» **Direction**: Images do not belong in the copy. Retype all the entries below exactly.
[BEGIN Data for processing]
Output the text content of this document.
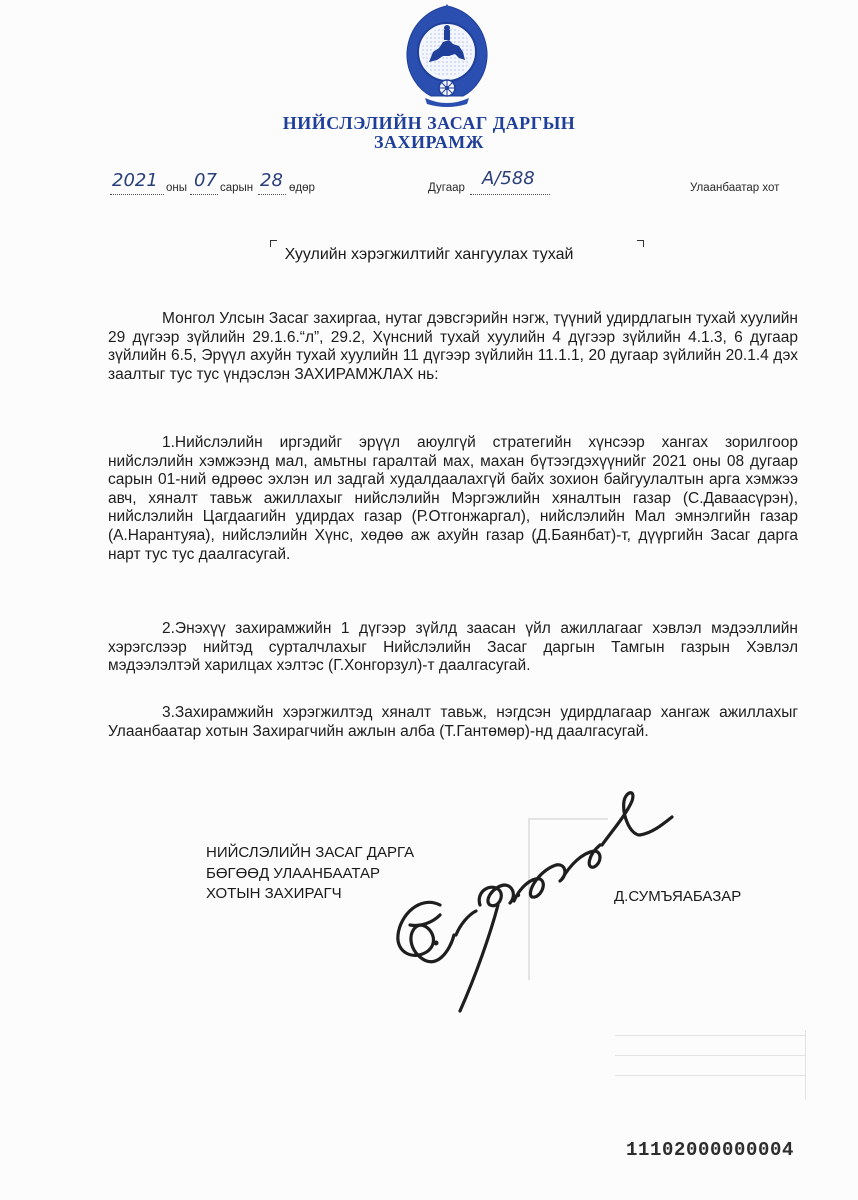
НИЙСЛЭЛИЙН ЗАСАГ ДАРГЫН
ЗАХИРАМЖ
2021 оны 07 сарын 28 өдөр	Дугаар А/588	Улаанбаатар хот
Хуулийн хэрэгжилтийг хангуулах тухай
Монгол Улсын Засаг захиргаа, нутаг дэвсгэрийн нэгж, түүний удирдлагын тухай хуулийн 29 дүгээр зүйлийн 29.1.6.“л”, 29.2, Хүнсний тухай хуулийн 4 дүгээр зүйлийн 4.1.3, 6 дугаар зүйлийн 6.5, Эрүүл ахуйн тухай хуулийн 11 дүгээр зүйлийн 11.1.1, 20 дугаар зүйлийн 20.1.4 дэх заалтыг тус тус үндэслэн ЗАХИРАМЖЛАХ нь:
1.Нийслэлийн иргэдийг эрүүл аюулгүй стратегийн хүнсээр хангах зорилгоор нийслэлийн хэмжээнд мал, амьтны гаралтай мах, махан бүтээгдэхүүнийг 2021 оны 08 дугаар сарын 01-ний өдрөөс эхлэн ил задгай худалдаалахгүй байх зохион байгуулалтын арга хэмжээ авч, хяналт тавьж ажиллахыг нийслэлийн Мэргэжлийн хяналтын газар (С.Даваасүрэн), нийслэлийн Цагдаагийн удирдах газар (Р.Отгонжаргал), нийслэлийн Мал эмнэлгийн газар (А.Нарантуяа), нийслэлийн Хүнс, хөдөө аж ахуйн газар (Д.Баянбат)-т, дүүргийн Засаг дарга нарт тус тус даалгасугай.
2.Энэхүү захирамжийн 1 дүгээр зүйлд заасан үйл ажиллагааг хэвлэл мэдээллийн хэрэгслээр нийтэд сурталчлахыг Нийслэлийн Засаг даргын Тамгын газрын Хэвлэл мэдээлэлтэй харилцах хэлтэс (Г.Хонгорзул)-т даалгасугай.
3.Захирамжийн хэрэгжилтэд хяналт тавьж, нэгдсэн удирдлагаар хангаж ажиллахыг Улаанбаатар хотын Захирагчийн ажлын алба (Т.Гантөмөр)-нд даалгасугай.
НИЙСЛЭЛИЙН ЗАСАГ ДАРГА
БӨГӨӨД УЛААНБААТАР
ХОТЫН ЗАХИРАГЧ	Д.СУМЪЯАБАЗАР
11102000000004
[END Data for processing]
» **Correct response**:
Output the text content of this document.
НИЙСЛЭЛИЙН ЗАСАГ ДАРГЫН
ЗАХИРАМЖ
2021 оны 07 сарын 28 өдөр	Дугаар А/588	Улаанбаатар хот
Хуулийн хэрэгжилтийг хангуулах тухай
Монгол Улсын Засаг захиргаа, нутаг дэвсгэрийн нэгж, түүний удирдлагын тухай хуулийн 29 дүгээр зүйлийн 29.1.6.“л”, 29.2, Хүнсний тухай хуулийн 4 дүгээр зүйлийн 4.1.3, 6 дугаар зүйлийн 6.5, Эрүүл ахуйн тухай хуулийн 11 дүгээр зүйлийн 11.1.1, 20 дугаар зүйлийн 20.1.4 дэх заалтыг тус тус үндэслэн ЗАХИРАМЖЛАХ нь:
1.Нийслэлийн иргэдийг эрүүл аюулгүй стратегийн хүнсээр хангах зорилгоор нийслэлийн хэмжээнд мал, амьтны гаралтай мах, махан бүтээгдэхүүнийг 2021 оны 08 дугаар сарын 01-ний өдрөөс эхлэн ил задгай худалдаалахгүй байх зохион байгуулалтын арга хэмжээ авч, хяналт тавьж ажиллахыг нийслэлийн Мэргэжлийн хяналтын газар (С.Даваасүрэн), нийслэлийн Цагдаагийн удирдах газар (Р.Отгонжаргал), нийслэлийн Мал эмнэлгийн газар (А.Нарантуяа), нийслэлийн Хүнс, хөдөө аж ахуйн газар (Д.Баянбат)-т, дүүргийн Засаг дарга нарт тус тус даалгасугай.
2.Энэхүү захирамжийн 1 дүгээр зүйлд заасан үйл ажиллагааг хэвлэл мэдээллийн хэрэгслээр нийтэд сурталчлахыг Нийслэлийн Засаг даргын Тамгын газрын Хэвлэл мэдээлэлтэй харилцах хэлтэс (Г.Хонгорзул)-т даалгасугай.
3.Захирамжийн хэрэгжилтэд хяналт тавьж, нэгдсэн удирдлагаар хангаж ажиллахыг Улаанбаатар хотын Захирагчийн ажлын алба (Т.Гантөмөр)-нд даалгасугай.
НИЙСЛЭЛИЙН ЗАСАГ ДАРГА
БӨГӨӨД УЛААНБААТАР
ХОТЫН ЗАХИРАГЧ	Д.СУМЪЯАБАЗАР
11102000000004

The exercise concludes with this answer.